Aim: Each record below is to be copied word for word, with pictures removed.

Extracted information:
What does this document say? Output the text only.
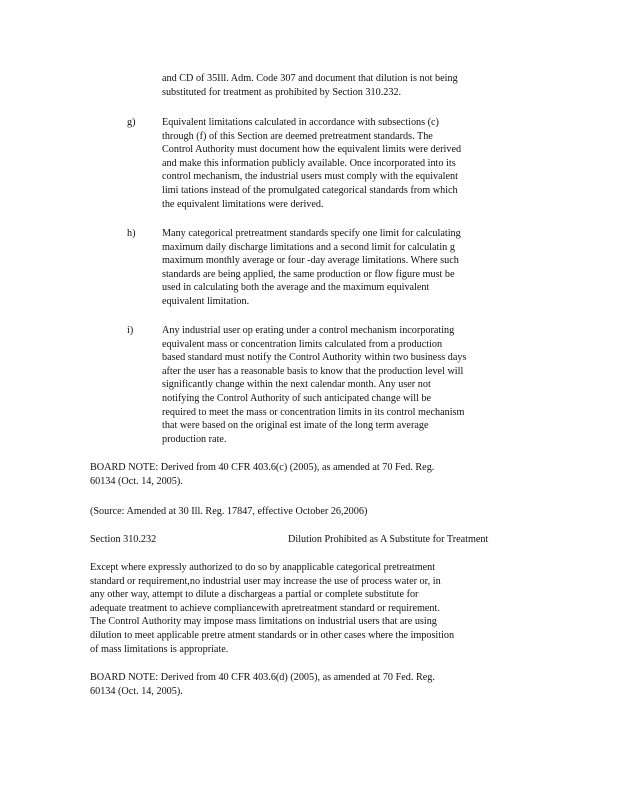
and CD of 35Ill. Adm. Code 307 and document that dilution is not being
substituted for treatment as prohibited by Section 310.232.
g)	Equivalent limitations calculated in accordance with subsections (c)
through (f) of this Section are deemed pretreatment standards. The
Control Authority must document how the equivalent limits were derived
and make this information publicly available. Once incorporated into its
control mechanism, the industrial users must comply with the equivalent
limi tations instead of the promulgated categorical standards from which
the equivalent limitations were derived.
h)	Many categorical pretreatment standards specify one limit for calculating
maximum daily discharge limitations and a second limit for calculatin g
maximum monthly average or four -day average limitations. Where such
standards are being applied, the same production or flow figure must be
used in calculating both the average and the maximum equivalent
equivalent limitation.
i)	Any industrial user op erating under a control mechanism incorporating
equivalent mass or concentration limits calculated from a production
based standard must notify the Control Authority within two business days
after the user has a reasonable basis to know that the production level will
significantly change within the next calendar month. Any user not
notifying the Control Authority of such anticipated change will be
required to meet the mass or concentration limits in its control mechanism
that were based on the original est imate of the long term average
production rate.
BOARD NOTE: Derived from 40 CFR 403.6(c) (2005), as amended at 70 Fed. Reg.
60134 (Oct. 14, 2005).
(Source: Amended at 30 Ill. Reg. 17847, effective October 26,2006)
Section 310.232	Dilution Prohibited as A Substitute for Treatment
Except where expressly authorized to do so by anapplicable categorical pretreatment
standard or requirement,no industrial user may increase the use of process water or, in
any other way, attempt to dilute a dischargeas a partial or complete substitute for
adequate treatment to achieve compliancewith apretreatment standard or requirement.
The Control Authority may impose mass limitations on industrial users that are using
dilution to meet applicable pretre atment standards or in other cases where the imposition
of mass limitations is appropriate.
BOARD NOTE: Derived from 40 CFR 403.6(d) (2005), as amended at 70 Fed. Reg.
60134 (Oct. 14, 2005).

Solution:
What does this document say? Output the text only.
and CD of 35Ill. Adm. Code 307 and document that dilution is not being
substituted for treatment as prohibited by Section 310.232.
g)	Equivalent limitations calculated in accordance with subsections (c)
through (f) of this Section are deemed pretreatment standards. The
Control Authority must document how the equivalent limits were derived
and make this information publicly available. Once incorporated into its
control mechanism, the industrial users must comply with the equivalent
limi tations instead of the promulgated categorical standards from which
the equivalent limitations were derived.
h)	Many categorical pretreatment standards specify one limit for calculating
maximum daily discharge limitations and a second limit for calculatin g
maximum monthly average or four -day average limitations. Where such
standards are being applied, the same production or flow figure must be
used in calculating both the average and the maximum equivalent
equivalent limitation.
i)	Any industrial user op erating under a control mechanism incorporating
equivalent mass or concentration limits calculated from a production
based standard must notify the Control Authority within two business days
after the user has a reasonable basis to know that the production level will
significantly change within the next calendar month. Any user not
notifying the Control Authority of such anticipated change will be
required to meet the mass or concentration limits in its control mechanism
that were based on the original est imate of the long term average
production rate.
BOARD NOTE: Derived from 40 CFR 403.6(c) (2005), as amended at 70 Fed. Reg.
60134 (Oct. 14, 2005).
(Source: Amended at 30 Ill. Reg. 17847, effective October 26,2006)
Section 310.232	Dilution Prohibited as A Substitute for Treatment
Except where expressly authorized to do so by anapplicable categorical pretreatment
standard or requirement,no industrial user may increase the use of process water or, in
any other way, attempt to dilute a dischargeas a partial or complete substitute for
adequate treatment to achieve compliancewith apretreatment standard or requirement.
The Control Authority may impose mass limitations on industrial users that are using
dilution to meet applicable pretre atment standards or in other cases where the imposition
of mass limitations is appropriate.
BOARD NOTE: Derived from 40 CFR 403.6(d) (2005), as amended at 70 Fed. Reg.
60134 (Oct. 14, 2005).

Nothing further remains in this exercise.